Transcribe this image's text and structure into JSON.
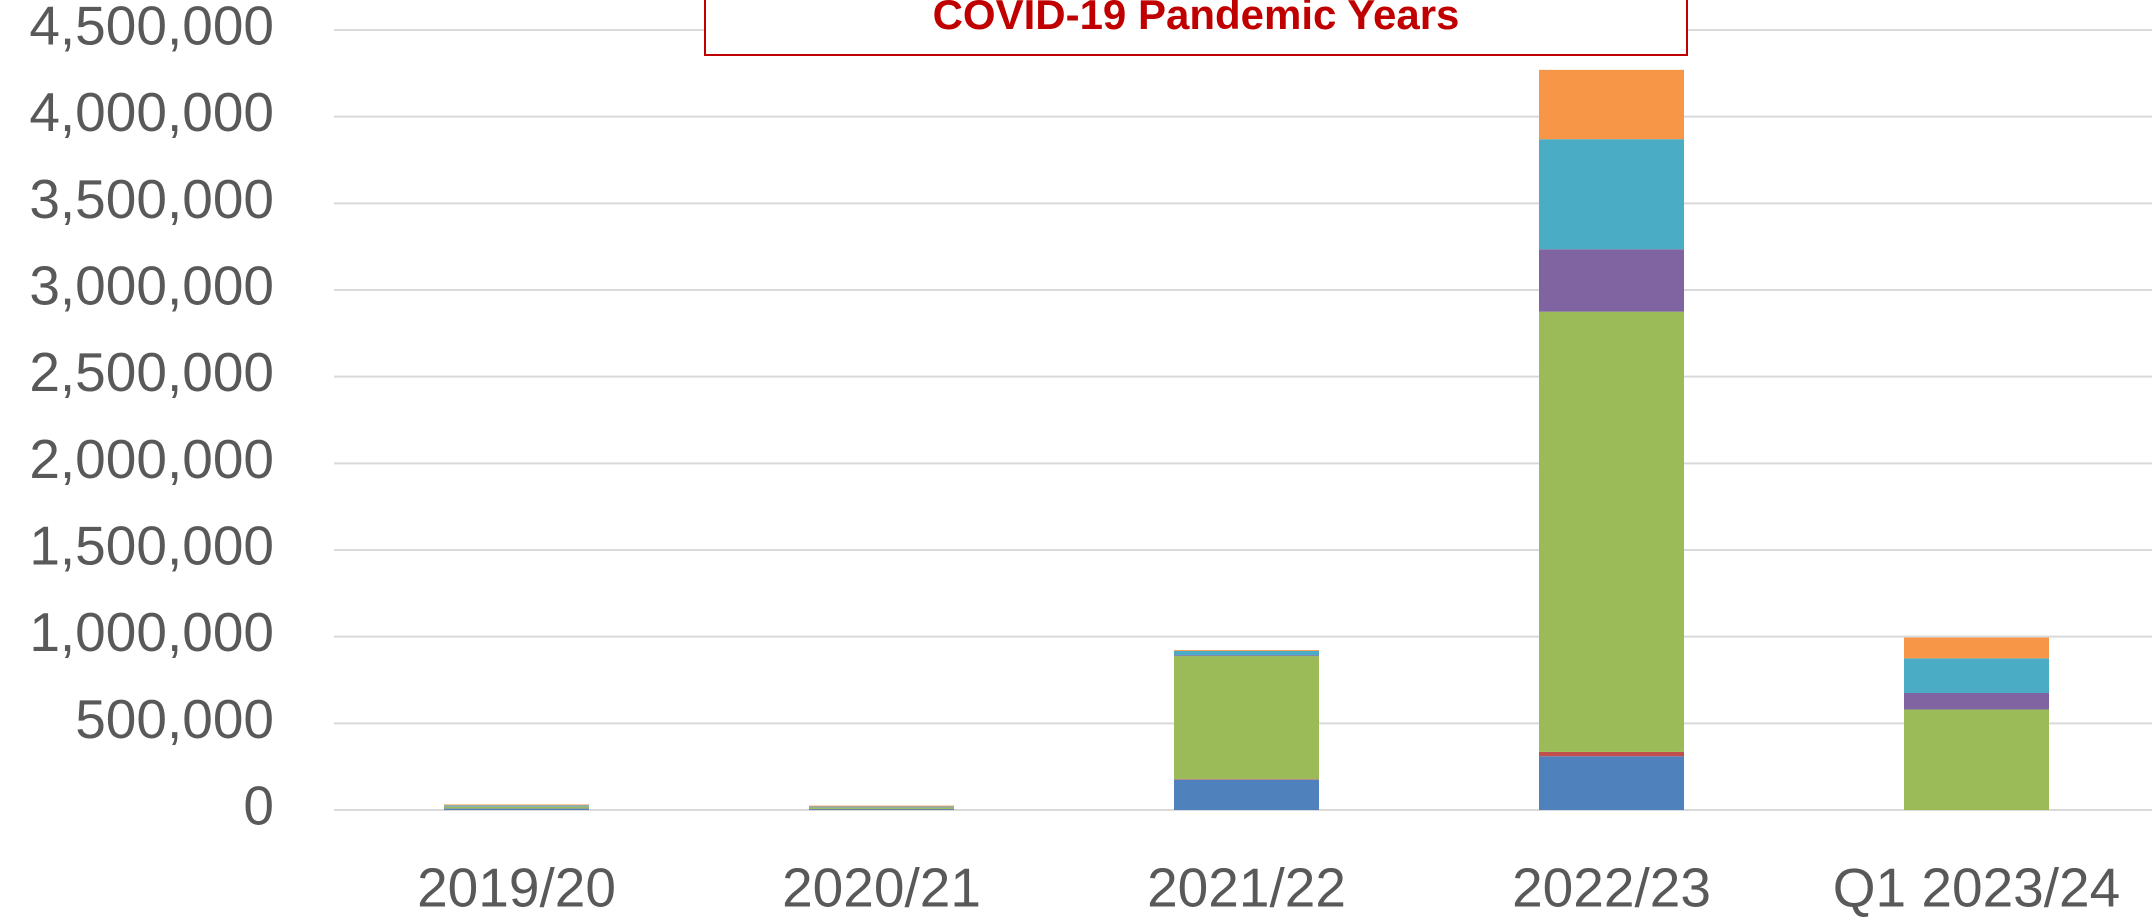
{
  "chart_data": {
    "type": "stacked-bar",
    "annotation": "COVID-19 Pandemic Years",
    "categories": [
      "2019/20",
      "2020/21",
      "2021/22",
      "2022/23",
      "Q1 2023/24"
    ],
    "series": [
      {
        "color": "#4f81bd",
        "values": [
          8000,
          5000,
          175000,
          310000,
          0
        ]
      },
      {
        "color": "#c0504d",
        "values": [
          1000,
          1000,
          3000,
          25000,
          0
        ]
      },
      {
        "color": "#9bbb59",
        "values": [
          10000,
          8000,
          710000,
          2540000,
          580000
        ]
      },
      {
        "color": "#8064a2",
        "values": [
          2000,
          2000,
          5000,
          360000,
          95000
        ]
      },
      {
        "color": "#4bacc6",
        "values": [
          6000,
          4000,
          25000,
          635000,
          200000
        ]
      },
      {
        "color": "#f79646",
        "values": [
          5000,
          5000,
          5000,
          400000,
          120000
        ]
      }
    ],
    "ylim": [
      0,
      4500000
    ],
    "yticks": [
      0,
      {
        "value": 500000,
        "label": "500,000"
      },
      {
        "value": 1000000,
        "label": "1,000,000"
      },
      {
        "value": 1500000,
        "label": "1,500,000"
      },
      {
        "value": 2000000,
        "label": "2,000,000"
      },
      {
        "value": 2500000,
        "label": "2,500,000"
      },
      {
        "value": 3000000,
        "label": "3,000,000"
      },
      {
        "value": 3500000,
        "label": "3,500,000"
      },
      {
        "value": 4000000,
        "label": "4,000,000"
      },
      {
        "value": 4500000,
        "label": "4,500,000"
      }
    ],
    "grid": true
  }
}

|---|

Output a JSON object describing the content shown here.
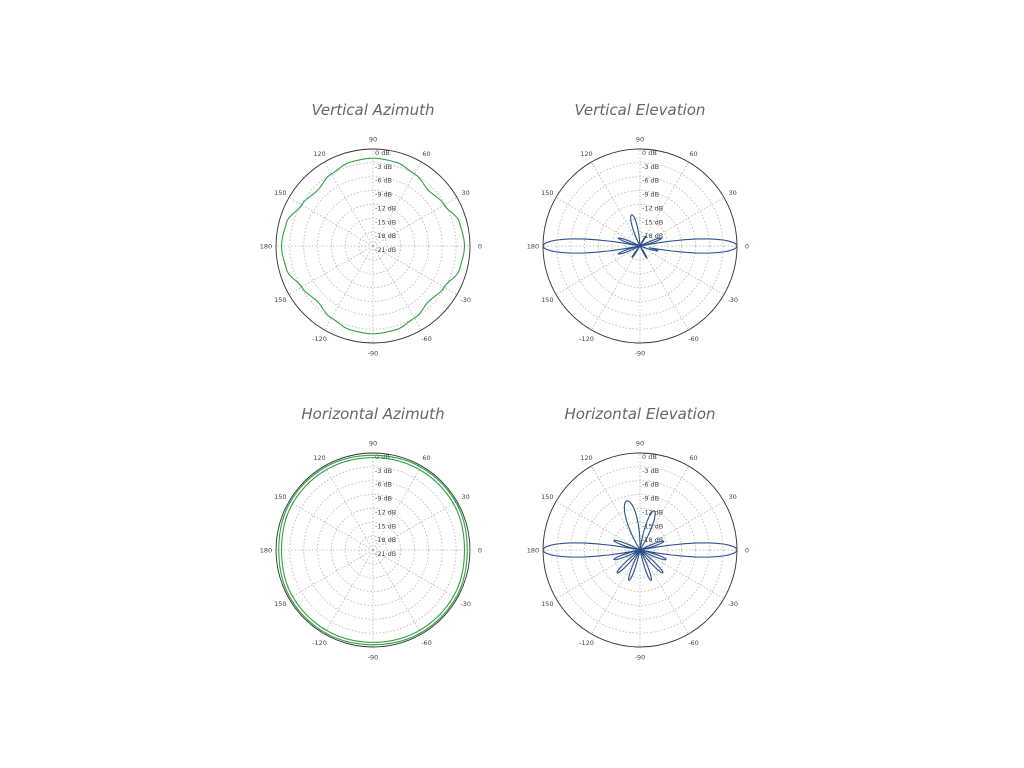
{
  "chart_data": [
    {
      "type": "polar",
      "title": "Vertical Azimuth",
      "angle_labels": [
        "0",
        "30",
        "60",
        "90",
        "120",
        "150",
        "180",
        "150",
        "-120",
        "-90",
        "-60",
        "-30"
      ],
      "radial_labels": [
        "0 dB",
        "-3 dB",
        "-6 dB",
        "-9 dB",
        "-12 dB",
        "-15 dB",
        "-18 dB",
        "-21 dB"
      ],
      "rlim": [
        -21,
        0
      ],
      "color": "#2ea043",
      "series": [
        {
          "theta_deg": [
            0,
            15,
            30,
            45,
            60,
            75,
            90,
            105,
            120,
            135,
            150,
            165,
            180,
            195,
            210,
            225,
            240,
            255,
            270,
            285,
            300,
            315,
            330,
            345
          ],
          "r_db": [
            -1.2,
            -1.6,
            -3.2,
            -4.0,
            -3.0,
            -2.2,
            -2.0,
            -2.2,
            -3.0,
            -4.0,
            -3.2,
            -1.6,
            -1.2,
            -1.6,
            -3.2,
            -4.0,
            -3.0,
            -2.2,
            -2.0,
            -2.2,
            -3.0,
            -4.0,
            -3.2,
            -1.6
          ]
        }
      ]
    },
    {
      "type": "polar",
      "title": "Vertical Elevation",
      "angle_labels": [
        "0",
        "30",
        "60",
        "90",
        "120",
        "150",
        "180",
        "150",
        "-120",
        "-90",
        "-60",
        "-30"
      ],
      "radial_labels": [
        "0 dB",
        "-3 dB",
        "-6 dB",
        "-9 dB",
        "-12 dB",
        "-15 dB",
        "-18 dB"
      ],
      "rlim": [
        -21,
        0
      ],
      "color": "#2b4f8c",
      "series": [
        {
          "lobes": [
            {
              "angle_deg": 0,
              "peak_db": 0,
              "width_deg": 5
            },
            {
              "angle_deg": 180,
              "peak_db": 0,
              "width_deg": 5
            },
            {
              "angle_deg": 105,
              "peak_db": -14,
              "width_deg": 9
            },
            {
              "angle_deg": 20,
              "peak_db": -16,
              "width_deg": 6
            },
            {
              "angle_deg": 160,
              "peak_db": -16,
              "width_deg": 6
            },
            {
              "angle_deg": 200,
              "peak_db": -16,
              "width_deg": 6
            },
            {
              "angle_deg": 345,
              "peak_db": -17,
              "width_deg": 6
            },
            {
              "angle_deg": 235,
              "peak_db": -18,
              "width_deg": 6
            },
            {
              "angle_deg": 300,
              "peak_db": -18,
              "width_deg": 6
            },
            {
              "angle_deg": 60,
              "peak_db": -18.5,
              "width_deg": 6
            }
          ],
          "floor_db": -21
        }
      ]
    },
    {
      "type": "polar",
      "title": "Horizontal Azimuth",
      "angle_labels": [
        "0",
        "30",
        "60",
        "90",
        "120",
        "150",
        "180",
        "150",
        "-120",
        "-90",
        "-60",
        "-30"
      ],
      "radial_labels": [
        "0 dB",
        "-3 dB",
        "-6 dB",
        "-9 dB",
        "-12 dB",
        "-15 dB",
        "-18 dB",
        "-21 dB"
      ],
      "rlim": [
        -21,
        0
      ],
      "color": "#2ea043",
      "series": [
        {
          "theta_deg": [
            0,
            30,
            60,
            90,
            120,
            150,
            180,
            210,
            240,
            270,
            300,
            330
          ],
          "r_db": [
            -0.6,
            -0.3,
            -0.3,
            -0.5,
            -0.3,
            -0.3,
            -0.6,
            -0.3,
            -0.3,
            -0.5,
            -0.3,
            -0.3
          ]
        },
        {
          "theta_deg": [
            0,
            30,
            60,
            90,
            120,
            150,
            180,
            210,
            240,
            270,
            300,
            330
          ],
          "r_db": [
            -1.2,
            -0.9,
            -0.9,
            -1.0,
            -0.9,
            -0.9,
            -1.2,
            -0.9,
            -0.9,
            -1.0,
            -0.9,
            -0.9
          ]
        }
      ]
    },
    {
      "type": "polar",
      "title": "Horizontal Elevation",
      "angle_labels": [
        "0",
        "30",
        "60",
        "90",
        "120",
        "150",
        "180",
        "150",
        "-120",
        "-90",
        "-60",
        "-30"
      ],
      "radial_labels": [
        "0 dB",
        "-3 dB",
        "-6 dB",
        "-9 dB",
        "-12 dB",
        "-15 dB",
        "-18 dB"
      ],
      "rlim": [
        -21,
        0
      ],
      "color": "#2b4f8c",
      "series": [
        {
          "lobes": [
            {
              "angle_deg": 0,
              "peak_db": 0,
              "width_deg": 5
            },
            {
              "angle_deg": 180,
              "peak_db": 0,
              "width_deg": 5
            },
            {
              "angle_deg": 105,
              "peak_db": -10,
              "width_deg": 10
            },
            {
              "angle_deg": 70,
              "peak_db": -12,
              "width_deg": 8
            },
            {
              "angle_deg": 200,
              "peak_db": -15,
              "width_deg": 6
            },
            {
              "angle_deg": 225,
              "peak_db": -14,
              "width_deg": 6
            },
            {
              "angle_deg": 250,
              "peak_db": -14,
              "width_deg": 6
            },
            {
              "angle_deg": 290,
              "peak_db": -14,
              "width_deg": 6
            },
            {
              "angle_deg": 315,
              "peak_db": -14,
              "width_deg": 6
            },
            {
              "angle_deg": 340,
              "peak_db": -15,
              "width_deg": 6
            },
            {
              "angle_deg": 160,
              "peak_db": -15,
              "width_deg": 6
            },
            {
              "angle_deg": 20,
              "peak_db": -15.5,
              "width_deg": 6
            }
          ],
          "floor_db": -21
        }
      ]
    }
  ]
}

|---|

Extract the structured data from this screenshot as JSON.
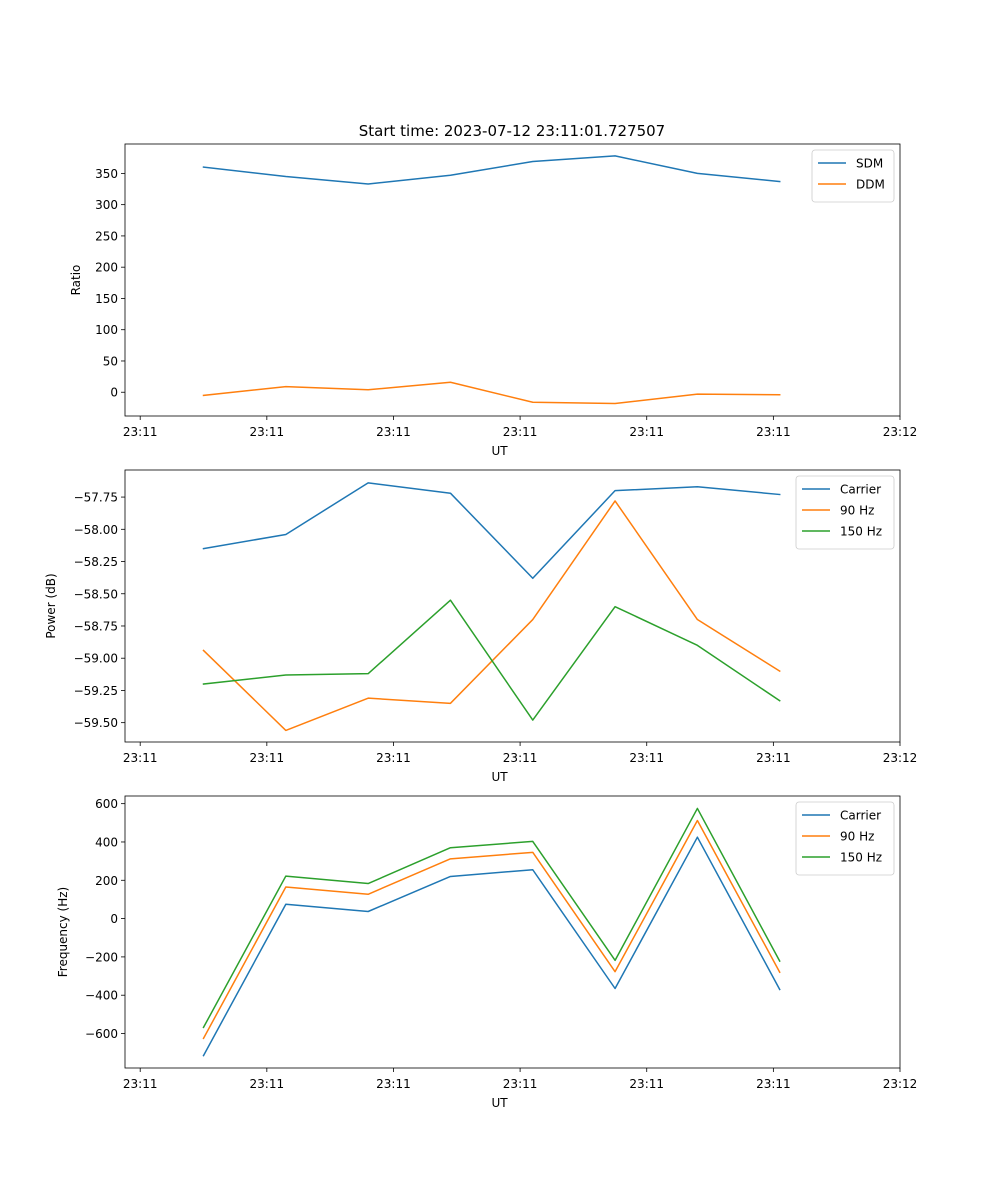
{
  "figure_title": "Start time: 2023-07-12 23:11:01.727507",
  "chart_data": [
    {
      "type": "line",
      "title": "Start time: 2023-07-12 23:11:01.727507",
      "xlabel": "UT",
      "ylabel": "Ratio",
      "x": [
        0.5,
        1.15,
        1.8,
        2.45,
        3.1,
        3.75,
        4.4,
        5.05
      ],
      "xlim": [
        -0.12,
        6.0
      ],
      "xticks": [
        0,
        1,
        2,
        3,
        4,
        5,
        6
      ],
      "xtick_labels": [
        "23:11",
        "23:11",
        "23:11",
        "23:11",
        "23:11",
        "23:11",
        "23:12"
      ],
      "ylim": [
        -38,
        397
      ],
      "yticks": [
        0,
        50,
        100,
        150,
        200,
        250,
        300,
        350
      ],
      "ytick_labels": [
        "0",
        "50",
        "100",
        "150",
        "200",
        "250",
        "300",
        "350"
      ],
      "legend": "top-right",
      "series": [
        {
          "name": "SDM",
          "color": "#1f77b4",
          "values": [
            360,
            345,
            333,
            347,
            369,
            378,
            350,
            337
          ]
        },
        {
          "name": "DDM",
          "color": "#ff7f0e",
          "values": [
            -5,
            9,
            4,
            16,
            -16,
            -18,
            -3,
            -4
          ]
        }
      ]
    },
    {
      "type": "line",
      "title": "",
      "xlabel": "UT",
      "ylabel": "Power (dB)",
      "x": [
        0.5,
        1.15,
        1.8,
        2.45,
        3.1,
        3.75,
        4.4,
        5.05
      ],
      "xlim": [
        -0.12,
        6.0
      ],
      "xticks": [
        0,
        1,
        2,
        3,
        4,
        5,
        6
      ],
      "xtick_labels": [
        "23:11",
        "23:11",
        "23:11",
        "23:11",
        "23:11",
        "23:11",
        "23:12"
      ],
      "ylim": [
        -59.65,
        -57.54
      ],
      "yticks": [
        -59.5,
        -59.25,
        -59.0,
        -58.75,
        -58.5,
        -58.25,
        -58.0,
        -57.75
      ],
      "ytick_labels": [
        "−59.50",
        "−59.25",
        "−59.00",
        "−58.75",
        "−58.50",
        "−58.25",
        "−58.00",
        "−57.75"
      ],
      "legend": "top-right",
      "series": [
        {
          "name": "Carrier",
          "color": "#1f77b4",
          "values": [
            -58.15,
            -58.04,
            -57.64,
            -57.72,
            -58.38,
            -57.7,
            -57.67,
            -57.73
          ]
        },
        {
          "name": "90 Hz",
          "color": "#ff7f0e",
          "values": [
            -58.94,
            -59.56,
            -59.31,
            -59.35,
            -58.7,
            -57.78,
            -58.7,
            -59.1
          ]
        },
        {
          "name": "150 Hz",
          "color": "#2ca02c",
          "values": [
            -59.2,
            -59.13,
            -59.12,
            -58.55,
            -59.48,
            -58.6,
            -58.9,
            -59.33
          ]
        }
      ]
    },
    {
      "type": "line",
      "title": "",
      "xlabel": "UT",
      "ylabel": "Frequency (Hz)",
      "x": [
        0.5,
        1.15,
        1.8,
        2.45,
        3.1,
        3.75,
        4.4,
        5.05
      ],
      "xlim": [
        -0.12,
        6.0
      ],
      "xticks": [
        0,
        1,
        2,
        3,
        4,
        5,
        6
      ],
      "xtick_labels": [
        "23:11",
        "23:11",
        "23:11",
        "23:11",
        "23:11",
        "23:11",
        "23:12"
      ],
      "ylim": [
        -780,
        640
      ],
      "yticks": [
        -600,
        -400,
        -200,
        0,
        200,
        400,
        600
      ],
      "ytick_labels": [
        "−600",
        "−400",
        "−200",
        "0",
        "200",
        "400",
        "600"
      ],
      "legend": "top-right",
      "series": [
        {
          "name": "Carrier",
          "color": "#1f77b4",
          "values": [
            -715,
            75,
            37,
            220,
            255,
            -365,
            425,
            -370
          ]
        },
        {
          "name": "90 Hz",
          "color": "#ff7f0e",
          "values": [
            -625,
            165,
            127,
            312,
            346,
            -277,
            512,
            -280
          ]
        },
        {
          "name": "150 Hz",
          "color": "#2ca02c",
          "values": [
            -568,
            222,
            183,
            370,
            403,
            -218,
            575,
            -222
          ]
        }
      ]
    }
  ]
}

|---|

#### What you are asked to do:
Find every line in the records that contains the word "ylabel"; copy those lines.

#### Answer to this task:
      "ylabel": "Ratio",
      "ylabel": "Power (dB)",
      "ylabel": "Frequency (Hz)",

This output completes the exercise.